Passage shown section start
  • Bonnie grows to adulthood. Puberty runs her down like an 18-wheeler truck. Confused and impressionable, she makes some friends online, and them some other friends. They introduce her to right and wrong. She cuts her hair, and dyes the remnants in variegated colors. She manufactures an edgy online persona, given to ranty, sweary, pop-feminist dialectic. By age 17, her Twitter pfp shows her with one eyebrow quirkily raised, sipping from a mug with “MALE TEARS” on it. But smugness gives way to guilt. She is a white-presenting person living in the wealthiest nation on Earth, and she feels absolutely horrible about. She was born in sin. Her parents were manspreaders, whitesplainers, and possibly even misgenderers. She seeks to escape who she is. She changes pronouns six times. Her mastectomy is booked for July. Maybe if she destroys the guilty girl, piece by piece, she’ll escape the sense that she’s evil and corrupt. She remains fond of her childhood toys, but realizes that she cannot go on owning Woody—he’s modeled after a Wild West sheriff, and 👏 we! 👏 don’t! 👏 do! 👏 that! 👏 anymore! The final straw comes when she watches the Woody’s Roundup puppet show. Not once does Woody acknowledge that he’s living on Chiricahua Apache land! Horrified, she burns Woody on an open fire, hoping to purge her sins. Woody screams as his face melts. He screams and screams.
  • A new toy joins the gang: Murdilator the Deathslayer. He’s pretty cool, particularly his brain-vivisector attachment. But beneath the MADE IN CHINA sticker on his foot there’s a compartment, and inside the compartment, Buzz finds a rolled up scrap of paper. It’s a handwritten Mandarin message. 救命啊!我被困在玩具厂里了!“HELP! I AM TRAPPED IN A TOY FACTORY!” Murdilator consents to have his brain-vivisector attachment damaged on purpose, so that Bonnie’s mom will return him to the story, which will then ship him back to China. The toys sneak into the return-parcel, and one week later, they’re being unpacked at a factory at Shenzhen, Guangdong Province. They want to find the imprisoned man and save him, but they’re in for a shock: all the workers at the factory are that man! They have arrived at a dismal Dickensian sweatshop. Thousands of dead-eyed contract workers sit in rows, performing Q&A inspections of worthless plastic dreck for brutal hours and starvation wages. Even death is not an escape. The factory doors are locked, and anti-suicide nets are strung under every window. An overseer walks up and down the benches like a slave-driver at a galley, and snatches up the damaged Murdilator from the packaging. With vindictive swiftness, he identifies the worker who signed off on this particular toy, and docks him a week’s salary. The man starts weeping. He has a family. The toys are left heartsick by what they’ve done: they haven’t helped the man, they’ve made his lot in life even worse! The rest of the movie is Murdilator the Deathslayer sitting on a therapist’s chair with Hamm, trying to overcome his guilt. Eventually, he has a breakthrough. He leaps into the air and cheers, and we end on a blissful reprise of “You Got A Friend in Me”.
  • Bo Peep is sold to a new owner. Unfortunately he’s an anime fan. The camera’s focus tightens around her terrified face, like an ensnaring net. From somewhere out of frame, we hear heavy breathing, and the sound of pants unzipping. The camera goes mercifully black.
  • A crossover, where Bob the Tomato and Larry the Cucumber explain Christianity to the gang. Who’s mightier, God or the Boogie-Man? Does the Bible really tell us to forgive our enemies?
  • Really, they should probably just not make the movie at all. Enough’s enough.
Passage shown section end
Material supplied section start
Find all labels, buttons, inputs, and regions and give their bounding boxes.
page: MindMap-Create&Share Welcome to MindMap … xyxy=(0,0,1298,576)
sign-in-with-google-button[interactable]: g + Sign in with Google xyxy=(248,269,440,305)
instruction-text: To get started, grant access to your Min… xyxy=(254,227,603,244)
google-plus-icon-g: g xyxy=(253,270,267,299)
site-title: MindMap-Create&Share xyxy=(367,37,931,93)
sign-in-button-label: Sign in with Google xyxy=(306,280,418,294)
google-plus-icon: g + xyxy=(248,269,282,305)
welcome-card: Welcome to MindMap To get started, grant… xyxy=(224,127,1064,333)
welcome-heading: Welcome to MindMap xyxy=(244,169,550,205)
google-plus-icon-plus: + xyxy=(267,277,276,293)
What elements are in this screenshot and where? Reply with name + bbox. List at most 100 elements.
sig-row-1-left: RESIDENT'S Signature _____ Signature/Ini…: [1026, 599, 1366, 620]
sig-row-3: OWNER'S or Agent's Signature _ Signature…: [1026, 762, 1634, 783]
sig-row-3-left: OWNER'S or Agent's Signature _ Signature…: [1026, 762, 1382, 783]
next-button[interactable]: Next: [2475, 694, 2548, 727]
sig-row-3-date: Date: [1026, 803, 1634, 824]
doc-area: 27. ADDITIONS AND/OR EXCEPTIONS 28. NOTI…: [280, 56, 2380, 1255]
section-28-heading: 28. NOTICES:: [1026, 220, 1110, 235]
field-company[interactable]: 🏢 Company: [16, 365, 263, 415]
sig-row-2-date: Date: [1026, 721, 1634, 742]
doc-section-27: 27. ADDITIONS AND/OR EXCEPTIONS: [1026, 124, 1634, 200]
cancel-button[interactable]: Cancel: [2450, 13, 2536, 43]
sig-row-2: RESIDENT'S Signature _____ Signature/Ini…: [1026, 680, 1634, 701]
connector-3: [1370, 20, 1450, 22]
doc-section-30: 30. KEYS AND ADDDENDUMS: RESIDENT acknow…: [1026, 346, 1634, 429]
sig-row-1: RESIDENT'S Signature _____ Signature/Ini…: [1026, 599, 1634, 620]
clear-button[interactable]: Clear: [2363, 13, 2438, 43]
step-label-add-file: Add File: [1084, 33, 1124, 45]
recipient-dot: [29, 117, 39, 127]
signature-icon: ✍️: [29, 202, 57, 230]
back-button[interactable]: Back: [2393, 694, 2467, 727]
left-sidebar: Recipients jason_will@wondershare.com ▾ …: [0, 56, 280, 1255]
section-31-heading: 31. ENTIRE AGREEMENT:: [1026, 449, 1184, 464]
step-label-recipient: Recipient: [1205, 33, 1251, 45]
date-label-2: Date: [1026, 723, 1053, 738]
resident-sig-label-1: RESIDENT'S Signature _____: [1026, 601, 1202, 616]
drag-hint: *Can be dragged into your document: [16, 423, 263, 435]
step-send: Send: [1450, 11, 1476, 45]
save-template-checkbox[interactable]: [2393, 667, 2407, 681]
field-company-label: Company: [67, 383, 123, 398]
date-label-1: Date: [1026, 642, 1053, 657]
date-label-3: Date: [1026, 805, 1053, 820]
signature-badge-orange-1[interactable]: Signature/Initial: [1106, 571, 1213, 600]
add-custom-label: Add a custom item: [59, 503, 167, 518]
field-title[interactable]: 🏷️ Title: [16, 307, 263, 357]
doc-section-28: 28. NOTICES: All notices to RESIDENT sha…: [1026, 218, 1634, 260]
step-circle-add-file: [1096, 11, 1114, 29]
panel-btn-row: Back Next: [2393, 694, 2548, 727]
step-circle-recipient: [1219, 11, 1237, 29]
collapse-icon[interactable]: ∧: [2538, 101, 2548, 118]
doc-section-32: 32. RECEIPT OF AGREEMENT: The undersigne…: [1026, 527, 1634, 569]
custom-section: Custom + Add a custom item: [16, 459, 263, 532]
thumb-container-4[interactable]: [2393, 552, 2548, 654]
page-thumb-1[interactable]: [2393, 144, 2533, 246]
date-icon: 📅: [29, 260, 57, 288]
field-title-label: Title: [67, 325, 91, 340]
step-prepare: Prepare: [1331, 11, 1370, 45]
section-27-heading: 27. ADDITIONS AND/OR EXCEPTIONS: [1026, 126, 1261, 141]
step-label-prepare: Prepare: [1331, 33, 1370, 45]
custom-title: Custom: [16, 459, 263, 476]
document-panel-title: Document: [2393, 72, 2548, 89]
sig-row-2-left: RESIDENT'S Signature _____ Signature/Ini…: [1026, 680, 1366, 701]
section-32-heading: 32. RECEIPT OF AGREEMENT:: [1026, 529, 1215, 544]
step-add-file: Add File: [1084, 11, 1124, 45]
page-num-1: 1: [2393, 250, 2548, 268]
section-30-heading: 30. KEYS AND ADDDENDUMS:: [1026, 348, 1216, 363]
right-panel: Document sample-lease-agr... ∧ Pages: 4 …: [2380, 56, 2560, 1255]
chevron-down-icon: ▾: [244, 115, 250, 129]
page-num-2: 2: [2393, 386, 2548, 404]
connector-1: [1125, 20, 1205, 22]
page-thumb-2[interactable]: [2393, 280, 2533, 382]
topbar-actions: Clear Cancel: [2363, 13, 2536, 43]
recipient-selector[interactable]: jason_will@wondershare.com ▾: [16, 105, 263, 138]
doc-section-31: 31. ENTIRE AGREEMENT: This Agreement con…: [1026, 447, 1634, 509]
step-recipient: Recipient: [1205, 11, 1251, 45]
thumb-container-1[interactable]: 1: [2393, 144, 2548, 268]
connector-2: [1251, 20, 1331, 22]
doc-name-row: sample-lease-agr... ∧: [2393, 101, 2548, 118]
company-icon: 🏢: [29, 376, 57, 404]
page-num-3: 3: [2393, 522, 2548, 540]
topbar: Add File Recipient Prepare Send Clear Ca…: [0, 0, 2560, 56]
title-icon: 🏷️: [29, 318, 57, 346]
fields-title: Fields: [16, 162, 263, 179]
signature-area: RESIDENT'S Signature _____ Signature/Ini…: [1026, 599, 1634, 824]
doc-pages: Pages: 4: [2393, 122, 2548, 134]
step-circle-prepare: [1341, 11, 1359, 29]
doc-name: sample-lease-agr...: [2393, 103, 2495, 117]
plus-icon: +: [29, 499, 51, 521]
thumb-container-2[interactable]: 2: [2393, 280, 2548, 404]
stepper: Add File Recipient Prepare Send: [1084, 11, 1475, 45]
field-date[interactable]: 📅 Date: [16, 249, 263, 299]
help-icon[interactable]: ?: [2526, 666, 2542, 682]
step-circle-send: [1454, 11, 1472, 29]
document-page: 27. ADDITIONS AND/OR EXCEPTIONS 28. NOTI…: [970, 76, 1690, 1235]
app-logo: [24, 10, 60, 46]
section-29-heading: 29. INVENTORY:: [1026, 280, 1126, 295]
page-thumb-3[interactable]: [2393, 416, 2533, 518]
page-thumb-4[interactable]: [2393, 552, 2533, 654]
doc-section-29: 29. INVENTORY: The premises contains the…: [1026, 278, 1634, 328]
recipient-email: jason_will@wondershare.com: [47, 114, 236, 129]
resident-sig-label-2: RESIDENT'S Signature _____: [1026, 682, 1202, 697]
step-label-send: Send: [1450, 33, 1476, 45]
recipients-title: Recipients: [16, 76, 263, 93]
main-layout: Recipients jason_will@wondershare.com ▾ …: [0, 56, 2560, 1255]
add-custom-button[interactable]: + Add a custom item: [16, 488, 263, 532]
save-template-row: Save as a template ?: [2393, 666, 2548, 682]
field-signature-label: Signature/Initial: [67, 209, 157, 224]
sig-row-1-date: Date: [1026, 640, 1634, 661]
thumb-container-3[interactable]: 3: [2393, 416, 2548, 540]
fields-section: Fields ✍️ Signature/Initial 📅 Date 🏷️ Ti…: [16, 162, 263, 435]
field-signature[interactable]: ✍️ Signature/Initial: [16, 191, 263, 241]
Material supplied section end
■ **Activity A**
Please translate this sentence from the toy-movie pitches into Spanish: "The factory doors are locked, and anti-suicide nets are strung under every window."
■ **Activity B**
List every character named in the first three items of the toy-movie pitches.

■ **Written response A**
Las puertas de la fábrica están cerradas con llave, y hay redes antisuicidio tendidas bajo cada ventana.

■ **Written response B**
Bonnie, Woody, Buzz, Murdilator the Deathslayer, Hamm, Bo Peep